● **WORK TO BE COMPLETED**:
Pull out every line in the data that has the string "сцепления" in it.

— BEGIN RECORDS FOR THIS TASK —

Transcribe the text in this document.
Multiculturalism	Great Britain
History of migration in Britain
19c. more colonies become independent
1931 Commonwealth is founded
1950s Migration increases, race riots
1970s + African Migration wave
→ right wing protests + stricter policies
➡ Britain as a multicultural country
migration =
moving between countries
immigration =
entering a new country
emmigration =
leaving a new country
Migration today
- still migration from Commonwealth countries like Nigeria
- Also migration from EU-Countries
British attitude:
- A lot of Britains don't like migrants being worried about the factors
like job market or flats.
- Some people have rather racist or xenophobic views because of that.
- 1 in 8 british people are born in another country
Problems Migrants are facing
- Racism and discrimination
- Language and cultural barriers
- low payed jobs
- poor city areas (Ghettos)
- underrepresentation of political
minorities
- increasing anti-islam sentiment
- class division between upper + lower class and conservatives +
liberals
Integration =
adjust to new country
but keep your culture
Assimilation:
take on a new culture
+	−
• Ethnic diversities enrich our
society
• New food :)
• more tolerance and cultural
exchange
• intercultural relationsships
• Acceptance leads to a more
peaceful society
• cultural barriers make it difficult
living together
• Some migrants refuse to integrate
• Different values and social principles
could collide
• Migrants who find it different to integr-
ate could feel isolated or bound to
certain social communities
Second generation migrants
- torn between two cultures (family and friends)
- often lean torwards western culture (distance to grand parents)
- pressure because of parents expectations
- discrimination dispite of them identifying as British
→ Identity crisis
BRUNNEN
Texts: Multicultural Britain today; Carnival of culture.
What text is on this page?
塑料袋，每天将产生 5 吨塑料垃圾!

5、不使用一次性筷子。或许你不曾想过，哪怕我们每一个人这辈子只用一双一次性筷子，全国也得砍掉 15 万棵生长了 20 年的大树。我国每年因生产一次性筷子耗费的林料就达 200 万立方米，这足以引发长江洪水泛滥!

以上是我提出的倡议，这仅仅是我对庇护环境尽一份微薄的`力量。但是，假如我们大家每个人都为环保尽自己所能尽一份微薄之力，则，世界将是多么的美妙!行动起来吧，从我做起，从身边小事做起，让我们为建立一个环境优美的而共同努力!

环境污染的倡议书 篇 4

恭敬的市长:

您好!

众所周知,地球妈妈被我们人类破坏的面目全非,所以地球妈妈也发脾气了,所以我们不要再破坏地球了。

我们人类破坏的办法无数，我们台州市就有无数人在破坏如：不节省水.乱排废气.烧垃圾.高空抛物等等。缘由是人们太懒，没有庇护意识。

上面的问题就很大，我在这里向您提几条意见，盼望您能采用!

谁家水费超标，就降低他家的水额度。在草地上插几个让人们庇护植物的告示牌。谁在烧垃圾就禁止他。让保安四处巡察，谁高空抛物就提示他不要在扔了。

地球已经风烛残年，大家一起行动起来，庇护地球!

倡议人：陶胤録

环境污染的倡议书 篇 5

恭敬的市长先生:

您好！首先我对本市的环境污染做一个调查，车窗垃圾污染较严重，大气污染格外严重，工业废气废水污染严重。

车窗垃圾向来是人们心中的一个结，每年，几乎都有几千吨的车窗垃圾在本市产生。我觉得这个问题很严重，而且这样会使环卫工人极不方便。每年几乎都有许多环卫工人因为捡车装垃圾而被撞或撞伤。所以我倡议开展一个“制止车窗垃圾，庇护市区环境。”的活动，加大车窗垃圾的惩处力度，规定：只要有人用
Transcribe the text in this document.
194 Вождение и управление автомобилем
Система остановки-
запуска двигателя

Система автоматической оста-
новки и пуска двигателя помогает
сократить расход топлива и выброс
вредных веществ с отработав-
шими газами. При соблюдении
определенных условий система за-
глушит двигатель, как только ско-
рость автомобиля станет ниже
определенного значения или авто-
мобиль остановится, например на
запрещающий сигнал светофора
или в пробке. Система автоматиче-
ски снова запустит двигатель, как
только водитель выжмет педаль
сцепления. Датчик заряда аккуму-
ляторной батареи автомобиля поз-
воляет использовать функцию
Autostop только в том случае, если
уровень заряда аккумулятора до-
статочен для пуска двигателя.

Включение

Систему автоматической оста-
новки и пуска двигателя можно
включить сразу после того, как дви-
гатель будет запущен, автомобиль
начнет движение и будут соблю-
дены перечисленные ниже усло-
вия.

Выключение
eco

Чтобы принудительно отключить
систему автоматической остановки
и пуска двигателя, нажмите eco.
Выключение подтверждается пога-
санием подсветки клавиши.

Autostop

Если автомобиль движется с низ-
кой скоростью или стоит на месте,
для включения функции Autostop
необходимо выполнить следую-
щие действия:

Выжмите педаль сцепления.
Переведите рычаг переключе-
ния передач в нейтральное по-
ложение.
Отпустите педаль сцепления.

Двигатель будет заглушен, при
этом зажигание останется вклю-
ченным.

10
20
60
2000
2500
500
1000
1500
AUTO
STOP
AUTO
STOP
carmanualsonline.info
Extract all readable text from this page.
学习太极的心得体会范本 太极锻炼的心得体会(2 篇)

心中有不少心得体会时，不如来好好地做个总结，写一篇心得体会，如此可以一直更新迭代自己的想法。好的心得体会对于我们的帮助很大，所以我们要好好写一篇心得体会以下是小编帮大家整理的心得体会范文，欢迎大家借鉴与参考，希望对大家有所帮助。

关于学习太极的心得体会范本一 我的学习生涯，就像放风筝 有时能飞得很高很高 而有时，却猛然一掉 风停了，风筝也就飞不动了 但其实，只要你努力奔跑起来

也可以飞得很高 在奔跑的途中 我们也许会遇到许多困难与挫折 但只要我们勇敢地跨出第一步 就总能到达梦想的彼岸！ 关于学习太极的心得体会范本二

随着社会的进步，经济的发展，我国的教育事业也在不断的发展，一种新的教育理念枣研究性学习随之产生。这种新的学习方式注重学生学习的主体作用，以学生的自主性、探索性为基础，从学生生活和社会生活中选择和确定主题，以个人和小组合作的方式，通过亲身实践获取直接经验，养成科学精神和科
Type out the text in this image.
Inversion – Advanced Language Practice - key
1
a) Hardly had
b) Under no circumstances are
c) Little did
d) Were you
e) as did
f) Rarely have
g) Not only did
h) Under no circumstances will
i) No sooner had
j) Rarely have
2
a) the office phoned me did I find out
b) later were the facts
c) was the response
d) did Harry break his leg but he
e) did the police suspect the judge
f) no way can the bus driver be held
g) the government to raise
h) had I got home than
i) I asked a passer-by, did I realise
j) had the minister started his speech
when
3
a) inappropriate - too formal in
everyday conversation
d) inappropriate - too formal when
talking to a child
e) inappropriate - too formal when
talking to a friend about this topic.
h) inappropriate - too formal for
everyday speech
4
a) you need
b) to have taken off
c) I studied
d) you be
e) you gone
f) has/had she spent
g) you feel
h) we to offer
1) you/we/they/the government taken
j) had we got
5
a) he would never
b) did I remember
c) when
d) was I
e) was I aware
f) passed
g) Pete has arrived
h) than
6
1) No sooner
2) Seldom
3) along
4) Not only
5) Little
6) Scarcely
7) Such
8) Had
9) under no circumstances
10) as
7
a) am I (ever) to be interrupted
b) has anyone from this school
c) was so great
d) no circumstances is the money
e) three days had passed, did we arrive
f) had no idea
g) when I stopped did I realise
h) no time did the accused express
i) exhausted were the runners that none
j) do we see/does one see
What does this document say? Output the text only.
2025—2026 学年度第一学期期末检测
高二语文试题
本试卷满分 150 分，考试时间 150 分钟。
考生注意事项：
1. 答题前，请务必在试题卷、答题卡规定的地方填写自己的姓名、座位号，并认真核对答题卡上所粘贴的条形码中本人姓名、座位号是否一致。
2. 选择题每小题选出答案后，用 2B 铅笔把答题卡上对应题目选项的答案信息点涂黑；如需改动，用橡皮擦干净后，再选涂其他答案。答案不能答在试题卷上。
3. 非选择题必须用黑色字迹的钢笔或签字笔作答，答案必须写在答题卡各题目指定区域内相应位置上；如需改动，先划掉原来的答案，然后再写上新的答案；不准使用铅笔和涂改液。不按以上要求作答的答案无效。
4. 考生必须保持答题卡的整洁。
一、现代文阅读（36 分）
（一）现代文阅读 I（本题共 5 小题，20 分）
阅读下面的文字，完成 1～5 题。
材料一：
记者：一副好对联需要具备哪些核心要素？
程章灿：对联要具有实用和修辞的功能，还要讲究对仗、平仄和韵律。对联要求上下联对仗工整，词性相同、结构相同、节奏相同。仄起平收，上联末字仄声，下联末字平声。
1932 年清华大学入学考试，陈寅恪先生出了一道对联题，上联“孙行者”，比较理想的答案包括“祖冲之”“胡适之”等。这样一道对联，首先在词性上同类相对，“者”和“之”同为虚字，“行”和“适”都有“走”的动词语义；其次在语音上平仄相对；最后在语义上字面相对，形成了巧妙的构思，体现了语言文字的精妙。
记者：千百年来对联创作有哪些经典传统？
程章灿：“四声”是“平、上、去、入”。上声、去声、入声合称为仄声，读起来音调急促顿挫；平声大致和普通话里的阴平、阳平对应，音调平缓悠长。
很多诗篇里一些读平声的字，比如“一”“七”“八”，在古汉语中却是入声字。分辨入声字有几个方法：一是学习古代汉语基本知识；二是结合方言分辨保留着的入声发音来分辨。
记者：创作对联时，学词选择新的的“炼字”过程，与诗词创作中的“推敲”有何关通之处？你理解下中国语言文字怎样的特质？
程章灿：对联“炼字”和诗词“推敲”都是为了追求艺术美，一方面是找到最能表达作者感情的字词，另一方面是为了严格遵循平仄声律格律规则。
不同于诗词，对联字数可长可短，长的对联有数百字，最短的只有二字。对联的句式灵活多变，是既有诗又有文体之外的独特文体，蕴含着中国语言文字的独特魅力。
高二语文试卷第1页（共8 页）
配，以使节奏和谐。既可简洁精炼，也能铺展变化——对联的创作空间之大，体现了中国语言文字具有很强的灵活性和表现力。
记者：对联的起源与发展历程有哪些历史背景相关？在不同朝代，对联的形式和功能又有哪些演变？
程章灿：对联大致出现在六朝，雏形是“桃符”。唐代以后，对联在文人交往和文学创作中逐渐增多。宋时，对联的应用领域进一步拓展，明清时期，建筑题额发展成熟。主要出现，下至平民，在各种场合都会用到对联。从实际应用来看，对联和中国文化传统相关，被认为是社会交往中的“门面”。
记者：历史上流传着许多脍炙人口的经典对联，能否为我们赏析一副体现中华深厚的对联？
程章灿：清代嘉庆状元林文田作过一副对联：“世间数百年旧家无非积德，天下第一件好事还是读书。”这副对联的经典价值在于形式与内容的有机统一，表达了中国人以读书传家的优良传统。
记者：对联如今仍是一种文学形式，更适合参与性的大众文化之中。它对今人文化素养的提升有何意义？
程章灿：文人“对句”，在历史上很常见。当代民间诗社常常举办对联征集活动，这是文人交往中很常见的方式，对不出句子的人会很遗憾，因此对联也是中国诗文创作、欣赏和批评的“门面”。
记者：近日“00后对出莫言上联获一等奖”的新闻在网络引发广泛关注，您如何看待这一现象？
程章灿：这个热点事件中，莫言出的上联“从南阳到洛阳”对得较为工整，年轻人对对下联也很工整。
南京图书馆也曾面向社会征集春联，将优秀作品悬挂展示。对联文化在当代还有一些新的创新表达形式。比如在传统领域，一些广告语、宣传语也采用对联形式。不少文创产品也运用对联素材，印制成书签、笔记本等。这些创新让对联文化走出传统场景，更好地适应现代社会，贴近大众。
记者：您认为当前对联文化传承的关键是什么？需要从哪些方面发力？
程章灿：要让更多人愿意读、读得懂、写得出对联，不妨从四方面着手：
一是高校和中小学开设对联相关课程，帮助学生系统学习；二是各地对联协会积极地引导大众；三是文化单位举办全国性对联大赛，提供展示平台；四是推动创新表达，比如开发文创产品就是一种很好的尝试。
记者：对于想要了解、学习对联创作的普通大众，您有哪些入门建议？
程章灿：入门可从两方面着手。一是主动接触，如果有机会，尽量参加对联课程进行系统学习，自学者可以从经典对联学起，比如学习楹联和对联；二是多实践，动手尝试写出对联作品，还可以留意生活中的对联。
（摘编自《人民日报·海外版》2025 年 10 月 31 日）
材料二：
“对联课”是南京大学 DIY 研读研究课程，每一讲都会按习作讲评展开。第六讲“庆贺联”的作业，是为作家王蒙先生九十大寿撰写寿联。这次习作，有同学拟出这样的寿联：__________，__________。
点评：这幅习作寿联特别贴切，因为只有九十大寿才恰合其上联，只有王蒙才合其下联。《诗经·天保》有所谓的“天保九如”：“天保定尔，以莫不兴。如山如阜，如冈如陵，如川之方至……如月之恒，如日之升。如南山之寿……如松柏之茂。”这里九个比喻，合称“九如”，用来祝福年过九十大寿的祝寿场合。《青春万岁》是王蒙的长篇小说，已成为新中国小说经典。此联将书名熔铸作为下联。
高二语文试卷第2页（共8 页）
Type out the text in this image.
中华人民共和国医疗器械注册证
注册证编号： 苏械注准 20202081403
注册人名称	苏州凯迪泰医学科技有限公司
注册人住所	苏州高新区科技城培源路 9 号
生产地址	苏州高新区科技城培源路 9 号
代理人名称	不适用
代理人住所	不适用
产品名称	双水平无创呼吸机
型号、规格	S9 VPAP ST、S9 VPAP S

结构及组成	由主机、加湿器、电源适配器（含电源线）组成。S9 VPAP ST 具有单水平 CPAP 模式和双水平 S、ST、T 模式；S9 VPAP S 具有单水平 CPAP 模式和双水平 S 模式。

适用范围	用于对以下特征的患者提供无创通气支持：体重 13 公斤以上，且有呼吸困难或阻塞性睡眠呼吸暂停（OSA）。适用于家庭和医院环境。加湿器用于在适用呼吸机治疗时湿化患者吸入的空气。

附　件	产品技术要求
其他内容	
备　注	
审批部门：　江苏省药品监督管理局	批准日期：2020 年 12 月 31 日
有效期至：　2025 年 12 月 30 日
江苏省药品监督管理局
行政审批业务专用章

— END RECORDS FOR THIS TASK —

● **EXERCISE RESPONSE**:
сцепления. Датчик заряда аккуму-
Выжмите педаль сцепления.
Отпустите педаль сцепления.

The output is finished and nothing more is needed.